◆ RECORDS ◆
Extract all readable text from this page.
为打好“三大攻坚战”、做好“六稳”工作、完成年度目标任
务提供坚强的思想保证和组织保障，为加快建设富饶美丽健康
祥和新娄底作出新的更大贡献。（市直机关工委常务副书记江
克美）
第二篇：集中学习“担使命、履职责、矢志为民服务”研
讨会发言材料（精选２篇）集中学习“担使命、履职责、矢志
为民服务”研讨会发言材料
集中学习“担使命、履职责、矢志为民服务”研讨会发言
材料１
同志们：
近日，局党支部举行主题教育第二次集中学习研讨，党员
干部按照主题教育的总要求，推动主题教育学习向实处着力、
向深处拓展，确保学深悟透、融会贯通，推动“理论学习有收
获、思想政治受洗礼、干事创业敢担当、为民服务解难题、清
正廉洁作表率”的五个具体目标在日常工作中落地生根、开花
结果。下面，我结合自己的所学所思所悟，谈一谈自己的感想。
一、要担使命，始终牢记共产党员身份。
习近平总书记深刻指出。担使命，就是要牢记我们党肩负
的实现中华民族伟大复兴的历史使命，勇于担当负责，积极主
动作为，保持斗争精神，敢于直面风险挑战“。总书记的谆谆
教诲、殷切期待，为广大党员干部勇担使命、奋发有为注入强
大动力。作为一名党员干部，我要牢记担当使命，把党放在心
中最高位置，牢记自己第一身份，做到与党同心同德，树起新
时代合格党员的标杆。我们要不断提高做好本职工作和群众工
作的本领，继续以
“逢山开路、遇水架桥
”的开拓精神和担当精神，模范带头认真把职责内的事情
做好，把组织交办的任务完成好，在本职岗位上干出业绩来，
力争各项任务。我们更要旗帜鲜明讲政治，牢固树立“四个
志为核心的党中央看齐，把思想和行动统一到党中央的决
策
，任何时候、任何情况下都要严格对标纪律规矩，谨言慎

◆ EXERCISE BRIEF ◆
Copy every line of the records word for word.

◆ RESPONSE TO THE EXERCISE ◆
Extract all readable text from this page.
为打好“三大攻坚战”、做好“六稳”工作、完成年度目标任
务提供坚强的思想保证和组织保障，为加快建设富饶美丽健康
祥和新娄底作出新的更大贡献。（市直机关工委常务副书记江
克美）
第二篇：集中学习“担使命、履职责、矢志为民服务”研
讨会发言材料（精选２篇）集中学习“担使命、履职责、矢志
为民服务”研讨会发言材料
集中学习“担使命、履职责、矢志为民服务”研讨会发言
材料１
同志们：
近日，局党支部举行主题教育第二次集中学习研讨，党员
干部按照主题教育的总要求，推动主题教育学习向实处着力、
向深处拓展，确保学深悟透、融会贯通，推动“理论学习有收
获、思想政治受洗礼、干事创业敢担当、为民服务解难题、清
正廉洁作表率”的五个具体目标在日常工作中落地生根、开花
结果。下面，我结合自己的所学所思所悟，谈一谈自己的感想。
一、要担使命，始终牢记共产党员身份。
习近平总书记深刻指出。担使命，就是要牢记我们党肩负
的实现中华民族伟大复兴的历史使命，勇于担当负责，积极主
动作为，保持斗争精神，敢于直面风险挑战“。总书记的谆谆
教诲、殷切期待，为广大党员干部勇担使命、奋发有为注入强
大动力。作为一名党员干部，我要牢记担当使命，把党放在心
中最高位置，牢记自己第一身份，做到与党同心同德，树起新
时代合格党员的标杆。我们要不断提高做好本职工作和群众工
作的本领，继续以
“逢山开路、遇水架桥
”的开拓精神和担当精神，模范带头认真把职责内的事情
做好，把组织交办的任务完成好，在本职岗位上干出业绩来，
力争各项任务。我们更要旗帜鲜明讲政治，牢固树立“四个
志为核心的党中央看齐，把思想和行动统一到党中央的决
策
，任何时候、任何情况下都要严格对标纪律规矩，谨言慎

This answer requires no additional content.